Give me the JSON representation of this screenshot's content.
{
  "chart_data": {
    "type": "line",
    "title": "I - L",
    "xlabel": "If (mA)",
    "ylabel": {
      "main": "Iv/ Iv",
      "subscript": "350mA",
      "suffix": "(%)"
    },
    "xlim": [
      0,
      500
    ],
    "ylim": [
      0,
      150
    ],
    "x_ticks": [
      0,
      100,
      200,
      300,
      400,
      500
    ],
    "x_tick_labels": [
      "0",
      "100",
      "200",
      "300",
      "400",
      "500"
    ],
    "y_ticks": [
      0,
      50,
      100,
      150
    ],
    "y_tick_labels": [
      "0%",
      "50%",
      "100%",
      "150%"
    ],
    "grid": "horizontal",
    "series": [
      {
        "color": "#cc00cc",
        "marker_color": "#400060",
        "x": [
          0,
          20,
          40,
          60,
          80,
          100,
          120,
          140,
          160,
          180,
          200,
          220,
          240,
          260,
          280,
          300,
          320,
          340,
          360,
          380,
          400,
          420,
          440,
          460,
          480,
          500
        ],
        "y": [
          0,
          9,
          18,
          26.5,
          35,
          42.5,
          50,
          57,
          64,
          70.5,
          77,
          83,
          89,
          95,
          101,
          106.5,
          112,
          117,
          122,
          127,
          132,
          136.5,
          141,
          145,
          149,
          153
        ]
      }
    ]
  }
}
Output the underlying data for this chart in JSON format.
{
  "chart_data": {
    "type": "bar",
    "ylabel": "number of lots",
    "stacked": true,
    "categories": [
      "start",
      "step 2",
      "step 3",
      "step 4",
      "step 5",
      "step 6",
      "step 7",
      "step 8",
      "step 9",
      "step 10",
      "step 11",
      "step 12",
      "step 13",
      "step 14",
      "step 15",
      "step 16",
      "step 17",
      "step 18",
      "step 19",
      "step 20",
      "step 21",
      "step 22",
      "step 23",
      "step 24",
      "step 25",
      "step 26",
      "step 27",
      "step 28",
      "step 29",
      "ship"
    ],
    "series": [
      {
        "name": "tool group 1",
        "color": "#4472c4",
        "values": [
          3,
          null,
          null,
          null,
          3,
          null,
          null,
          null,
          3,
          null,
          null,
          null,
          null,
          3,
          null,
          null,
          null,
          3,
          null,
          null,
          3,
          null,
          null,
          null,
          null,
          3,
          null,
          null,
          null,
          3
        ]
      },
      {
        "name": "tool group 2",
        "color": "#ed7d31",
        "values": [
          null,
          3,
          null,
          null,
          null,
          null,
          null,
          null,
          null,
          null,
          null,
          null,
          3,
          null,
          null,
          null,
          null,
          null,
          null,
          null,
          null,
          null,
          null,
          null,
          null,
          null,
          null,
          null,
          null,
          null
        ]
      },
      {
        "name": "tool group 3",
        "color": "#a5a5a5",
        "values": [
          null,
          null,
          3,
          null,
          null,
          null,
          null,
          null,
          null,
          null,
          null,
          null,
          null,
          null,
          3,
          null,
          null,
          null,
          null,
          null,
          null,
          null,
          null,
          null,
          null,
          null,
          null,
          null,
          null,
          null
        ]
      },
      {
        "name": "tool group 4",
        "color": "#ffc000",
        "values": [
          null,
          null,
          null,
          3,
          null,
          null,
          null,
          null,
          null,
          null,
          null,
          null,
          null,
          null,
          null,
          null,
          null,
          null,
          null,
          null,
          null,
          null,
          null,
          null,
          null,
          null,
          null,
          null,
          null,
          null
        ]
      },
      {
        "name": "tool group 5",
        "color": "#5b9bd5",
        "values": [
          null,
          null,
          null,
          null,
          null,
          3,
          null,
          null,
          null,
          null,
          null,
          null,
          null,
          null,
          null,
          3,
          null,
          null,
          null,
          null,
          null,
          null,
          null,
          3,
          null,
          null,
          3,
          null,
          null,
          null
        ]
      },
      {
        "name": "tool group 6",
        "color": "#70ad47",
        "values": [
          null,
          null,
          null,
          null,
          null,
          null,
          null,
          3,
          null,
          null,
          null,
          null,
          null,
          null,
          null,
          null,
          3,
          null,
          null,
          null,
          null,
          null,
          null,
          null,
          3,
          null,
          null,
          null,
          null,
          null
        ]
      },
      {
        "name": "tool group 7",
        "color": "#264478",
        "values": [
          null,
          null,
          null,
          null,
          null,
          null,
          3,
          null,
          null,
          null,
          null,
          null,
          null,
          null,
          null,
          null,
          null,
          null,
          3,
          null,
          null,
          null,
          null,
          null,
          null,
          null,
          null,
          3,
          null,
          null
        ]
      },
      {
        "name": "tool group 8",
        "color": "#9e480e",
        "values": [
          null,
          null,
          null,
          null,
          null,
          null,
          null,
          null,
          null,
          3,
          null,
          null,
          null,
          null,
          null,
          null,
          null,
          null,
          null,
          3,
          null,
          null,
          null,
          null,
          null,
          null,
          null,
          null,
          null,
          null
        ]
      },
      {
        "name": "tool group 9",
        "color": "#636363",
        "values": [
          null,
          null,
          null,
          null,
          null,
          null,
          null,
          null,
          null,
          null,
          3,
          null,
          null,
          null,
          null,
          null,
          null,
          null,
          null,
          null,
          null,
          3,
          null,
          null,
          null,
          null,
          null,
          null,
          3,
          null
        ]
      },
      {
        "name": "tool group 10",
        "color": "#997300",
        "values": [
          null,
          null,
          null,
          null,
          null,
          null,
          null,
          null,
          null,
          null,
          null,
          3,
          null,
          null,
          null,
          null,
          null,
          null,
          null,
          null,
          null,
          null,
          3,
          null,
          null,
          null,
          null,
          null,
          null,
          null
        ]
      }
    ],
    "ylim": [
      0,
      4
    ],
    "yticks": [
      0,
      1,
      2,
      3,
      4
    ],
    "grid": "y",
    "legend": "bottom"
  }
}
------------------------------------------------------------
[Work required] Return every line containing "name".

[Result of this task]
        "name": "tool group 1",
        "name": "tool group 2",
        "name": "tool group 3",
        "name": "tool group 4",
        "name": "tool group 5",
        "name": "tool group 6",
        "name": "tool group 7",
        "name": "tool group 8",
        "name": "tool group 9",
        "name": "tool group 10",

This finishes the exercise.